» **RECORDS TO USE**:
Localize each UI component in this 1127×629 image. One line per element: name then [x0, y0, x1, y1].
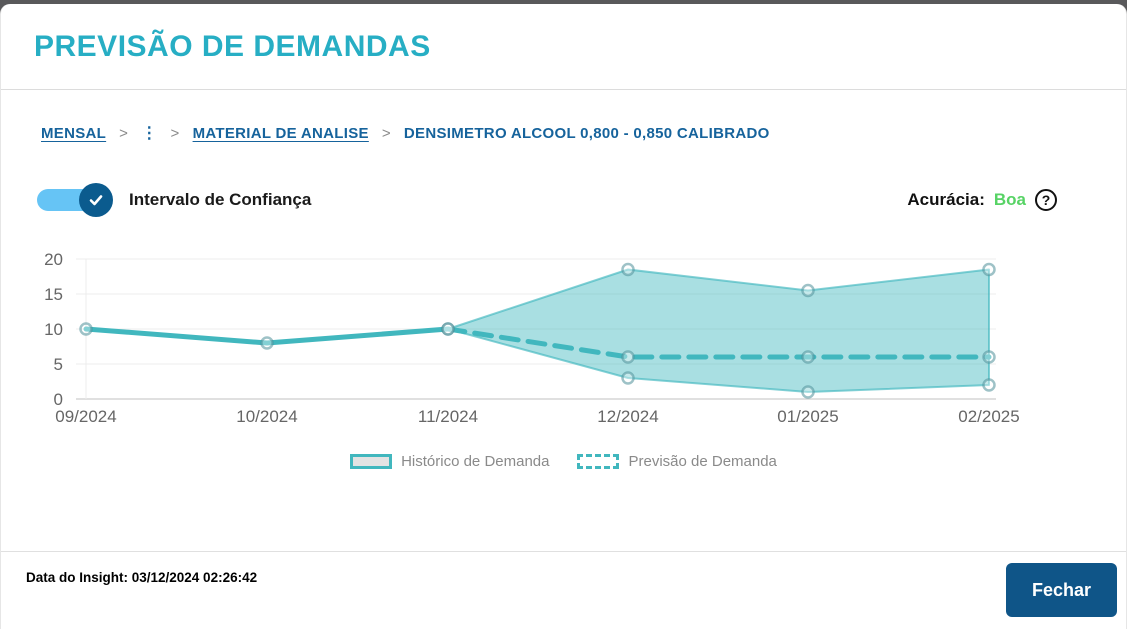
svg-text:01/2025: 01/2025: [777, 407, 838, 426]
accuracy-value: Boa: [993, 190, 1026, 209]
svg-text:0: 0: [54, 390, 63, 409]
toggle-thumb: [79, 183, 113, 217]
svg-text:11/2024: 11/2024: [418, 407, 478, 426]
close-button[interactable]: Fechar: [1006, 563, 1117, 617]
check-icon: [89, 195, 103, 206]
forecast-swatch-icon: [577, 454, 620, 469]
legend-item-historico: Histórico de Demanda: [350, 453, 549, 470]
confidence-toggle-row: Intervalo de Confiança: [37, 179, 311, 221]
svg-text:02/2025: 02/2025: [958, 407, 1019, 426]
accuracy-label: Acurácia:: [907, 190, 985, 209]
insight-timestamp: Data do Insight: 03/12/2024 02:26:42: [26, 570, 258, 585]
footer-divider: [1, 551, 1126, 552]
accuracy-indicator: Acurácia: Boa ?: [907, 179, 1057, 221]
svg-text:09/2024: 09/2024: [55, 407, 116, 426]
chart-canvas: 0 5 10 15 20 09/2024 10/2024 11/2024 12/2024 01/2…: [44, 250, 1020, 426]
page-title: PREVISÃO DE DEMANDAS: [34, 30, 431, 63]
historical-swatch-icon: [350, 454, 393, 469]
title-divider: [1, 89, 1126, 90]
forecast-modal: PREVISÃO DE DEMANDAS MENSAL > ⋮ > MATERI…: [0, 4, 1127, 629]
svg-text:12/2024: 12/2024: [597, 407, 658, 426]
breadcrumb: MENSAL > ⋮ > MATERIAL DE ANALISE > DENSI…: [41, 123, 770, 143]
breadcrumb-item-mensal[interactable]: MENSAL: [41, 124, 107, 142]
svg-text:20: 20: [44, 250, 63, 269]
breadcrumb-item-current: DENSIMETRO ALCOOL 0,800 - 0,850 CALIBRAD…: [403, 124, 770, 142]
breadcrumb-collapsed-icon[interactable]: ⋮: [141, 125, 158, 142]
svg-text:10/2024: 10/2024: [236, 407, 297, 426]
chevron-right-icon: >: [381, 124, 391, 142]
svg-text:10: 10: [44, 320, 63, 339]
legend-label: Histórico de Demanda: [401, 453, 550, 470]
legend-label: Previsão de Demanda: [628, 453, 777, 470]
legend-item-previsao: Previsão de Demanda: [563, 453, 777, 470]
svg-text:15: 15: [44, 285, 63, 304]
breadcrumb-item-material[interactable]: MATERIAL DE ANALISE: [192, 124, 369, 142]
confidence-interval-toggle[interactable]: [37, 179, 113, 221]
svg-text:5: 5: [54, 355, 63, 374]
chart-legend: Histórico de Demanda Previsão de Demanda: [1, 453, 1126, 470]
confidence-toggle-label: Intervalo de Confiança: [129, 190, 312, 209]
help-icon[interactable]: ?: [1035, 189, 1057, 211]
chevron-right-icon: >: [119, 124, 129, 142]
chevron-right-icon: >: [170, 124, 180, 142]
demand-chart: 0 5 10 15 20 09/2024 10/2024 11/2024 12/2024 01/2…: [21, 244, 1111, 436]
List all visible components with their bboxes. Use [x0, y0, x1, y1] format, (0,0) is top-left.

» **WHAT IS NEEDED**: Reproduce the records above line for line, omitting the pictures.

» **WORKED ANSWER**:
Localize each UI component in this 1127×629 image. One line per element: name then [x0, y0, x1, y1].
svg-text:01/2025: 01/2025: [777, 407, 838, 426]
accuracy-value: Boa: [993, 190, 1026, 209]
svg-text:0: 0: [54, 390, 63, 409]
toggle-thumb: [79, 183, 113, 217]
svg-text:11/2024: 11/2024: [418, 407, 478, 426]
close-button[interactable]: Fechar: [1006, 563, 1117, 617]
check-icon: [89, 195, 103, 206]
forecast-swatch-icon: [577, 454, 620, 469]
legend-item-historico: Histórico de Demanda: [350, 453, 549, 470]
confidence-toggle-row: Intervalo de Confiança: [37, 179, 311, 221]
svg-text:02/2025: 02/2025: [958, 407, 1019, 426]
accuracy-label: Acurácia:: [907, 190, 985, 209]
insight-timestamp: Data do Insight: 03/12/2024 02:26:42: [26, 570, 258, 585]
footer-divider: [1, 551, 1126, 552]
accuracy-indicator: Acurácia: Boa ?: [907, 179, 1057, 221]
svg-text:09/2024: 09/2024: [55, 407, 116, 426]
chart-canvas: 0 5 10 15 20 09/2024 10/2024 11/2024 12/2024 01/2…: [44, 250, 1020, 426]
page-title: PREVISÃO DE DEMANDAS: [34, 30, 431, 63]
historical-swatch-icon: [350, 454, 393, 469]
title-divider: [1, 89, 1126, 90]
forecast-modal: PREVISÃO DE DEMANDAS MENSAL > ⋮ > MATERI…: [0, 4, 1127, 629]
svg-text:12/2024: 12/2024: [597, 407, 658, 426]
breadcrumb: MENSAL > ⋮ > MATERIAL DE ANALISE > DENSI…: [41, 123, 770, 143]
breadcrumb-item-mensal[interactable]: MENSAL: [41, 124, 107, 142]
svg-text:20: 20: [44, 250, 63, 269]
breadcrumb-item-current: DENSIMETRO ALCOOL 0,800 - 0,850 CALIBRAD…: [403, 124, 770, 142]
breadcrumb-collapsed-icon[interactable]: ⋮: [141, 125, 158, 142]
svg-text:10/2024: 10/2024: [236, 407, 297, 426]
chevron-right-icon: >: [381, 124, 391, 142]
svg-text:10: 10: [44, 320, 63, 339]
legend-label: Histórico de Demanda: [401, 453, 550, 470]
legend-label: Previsão de Demanda: [628, 453, 777, 470]
legend-item-previsao: Previsão de Demanda: [563, 453, 777, 470]
svg-text:15: 15: [44, 285, 63, 304]
breadcrumb-item-material[interactable]: MATERIAL DE ANALISE: [192, 124, 369, 142]
confidence-interval-toggle[interactable]: [37, 179, 113, 221]
svg-text:5: 5: [54, 355, 63, 374]
chart-legend: Histórico de Demanda Previsão de Demanda: [1, 453, 1126, 470]
confidence-toggle-label: Intervalo de Confiança: [129, 190, 312, 209]
help-icon[interactable]: ?: [1035, 189, 1057, 211]
chevron-right-icon: >: [119, 124, 129, 142]
chevron-right-icon: >: [170, 124, 180, 142]
demand-chart: 0 5 10 15 20 09/2024 10/2024 11/2024 12/2024 01/2…: [21, 244, 1111, 436]
List all visible components with their bboxes. Use [x0, y0, x1, y1] format, (0,0) is top-left.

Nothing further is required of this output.